WHAT THE TASK REQUIRES —
Pull out every line of the listing below where "applications" appears.

DATA EXCERPTS —
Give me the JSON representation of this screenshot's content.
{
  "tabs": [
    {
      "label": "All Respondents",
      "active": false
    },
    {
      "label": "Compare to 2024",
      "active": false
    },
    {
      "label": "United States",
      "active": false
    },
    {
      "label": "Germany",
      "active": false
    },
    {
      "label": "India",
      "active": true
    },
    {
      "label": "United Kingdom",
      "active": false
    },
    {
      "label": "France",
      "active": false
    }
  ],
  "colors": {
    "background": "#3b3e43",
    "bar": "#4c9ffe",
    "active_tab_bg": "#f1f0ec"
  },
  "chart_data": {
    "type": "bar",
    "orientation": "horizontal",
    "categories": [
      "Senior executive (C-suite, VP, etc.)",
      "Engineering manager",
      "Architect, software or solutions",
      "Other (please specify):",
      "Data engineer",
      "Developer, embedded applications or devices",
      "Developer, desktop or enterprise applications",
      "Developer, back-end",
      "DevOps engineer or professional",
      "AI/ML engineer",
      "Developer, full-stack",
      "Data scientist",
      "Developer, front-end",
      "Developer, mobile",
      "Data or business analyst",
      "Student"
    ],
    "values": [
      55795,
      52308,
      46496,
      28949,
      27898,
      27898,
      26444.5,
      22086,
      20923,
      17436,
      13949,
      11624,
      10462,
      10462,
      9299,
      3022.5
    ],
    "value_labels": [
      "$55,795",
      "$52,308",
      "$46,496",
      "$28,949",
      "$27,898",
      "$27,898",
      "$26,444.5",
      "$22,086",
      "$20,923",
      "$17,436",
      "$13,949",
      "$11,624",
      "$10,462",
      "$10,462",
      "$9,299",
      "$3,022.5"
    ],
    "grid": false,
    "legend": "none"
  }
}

EXERCISE SOLUTION —
      "Developer, embedded applications or devices",
      "Developer, desktop or enterprise applications",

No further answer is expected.